## START

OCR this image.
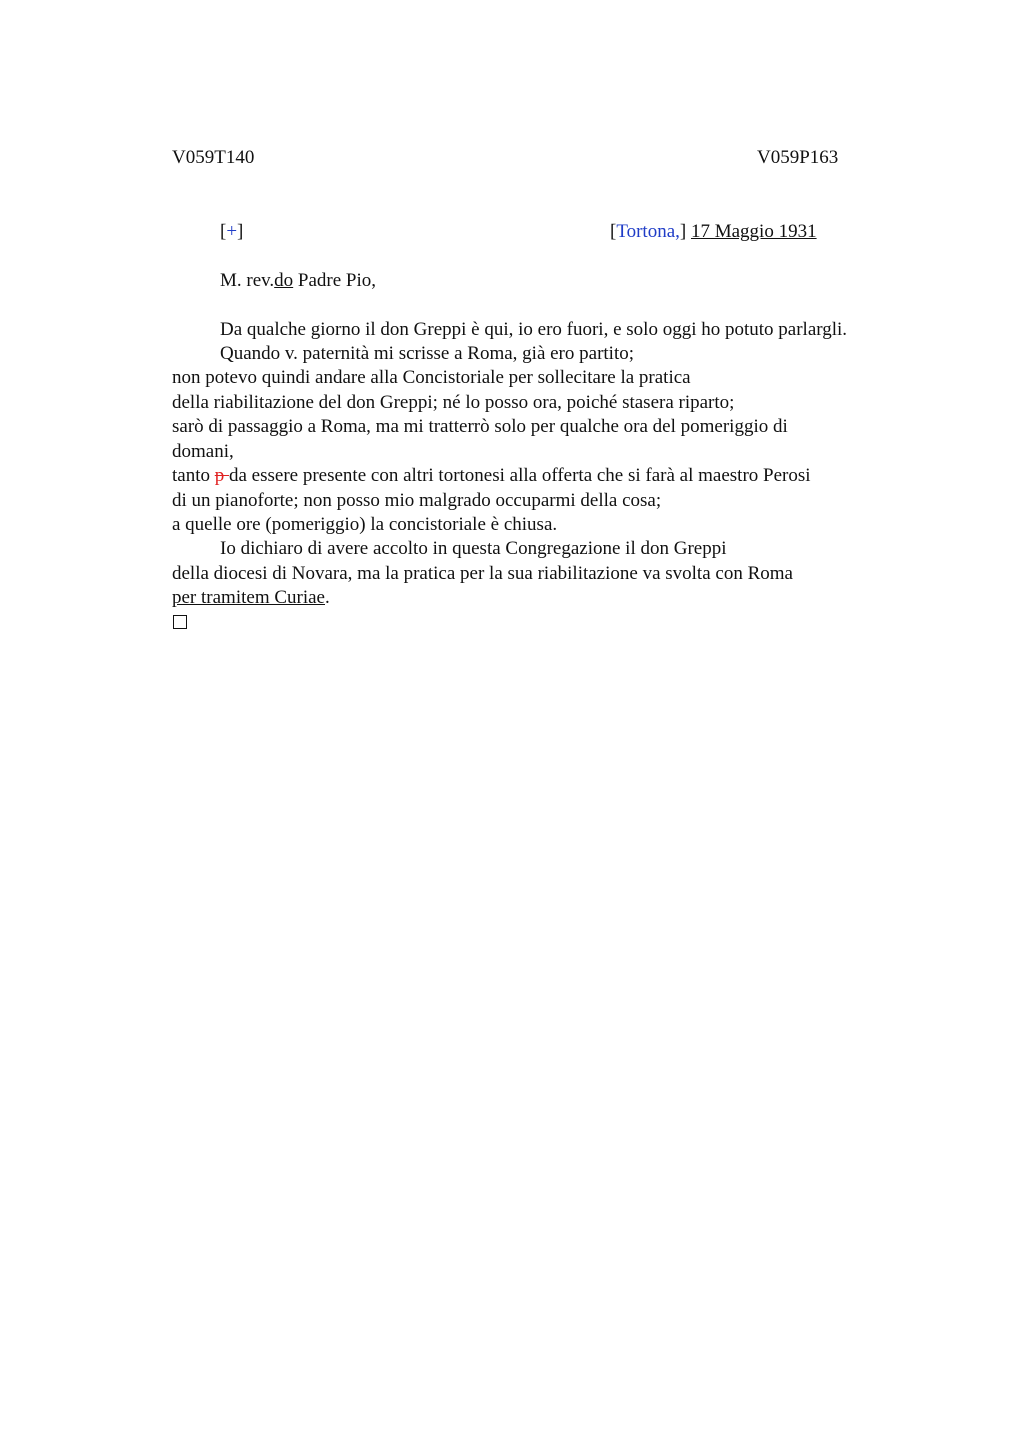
V059T140	V059P163
[+]	[Tortona,] 17 Maggio 1931
M. rev.do Padre Pio,
Da qualche giorno il don Greppi è qui, io ero fuori, e solo oggi ho potuto parlargli.
Quando v. paternità mi scrisse a Roma, già ero partito;
non potevo quindi andare alla Concistoriale per sollecitare la pratica
della riabilitazione del don Greppi; né lo posso ora, poiché stasera riparto;
sarò di passaggio a Roma, ma mi tratterrò solo per qualche ora del pomeriggio di
domani,
tanto p da essere presente con altri tortonesi alla offerta che si farà al maestro Perosi
di un pianoforte; non posso mio malgrado occuparmi della cosa;
a quelle ore (pomeriggio) la concistoriale è chiusa.
Io dichiaro di avere accolto in questa Congregazione il don Greppi
della diocesi di Novara, ma la pratica per la sua riabilitazione va svolta con Roma
per tramitem Curiae.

## END

_Task instructions_
Find each line holding the word "Greppi" and copy it.

_Exercise solution_
Da qualche giorno il don Greppi è qui, io ero fuori, e solo oggi ho potuto parlargli.
della riabilitazione del don Greppi; né lo posso ora, poiché stasera riparto;
Io dichiaro di avere accolto in questa Congregazione il don Greppi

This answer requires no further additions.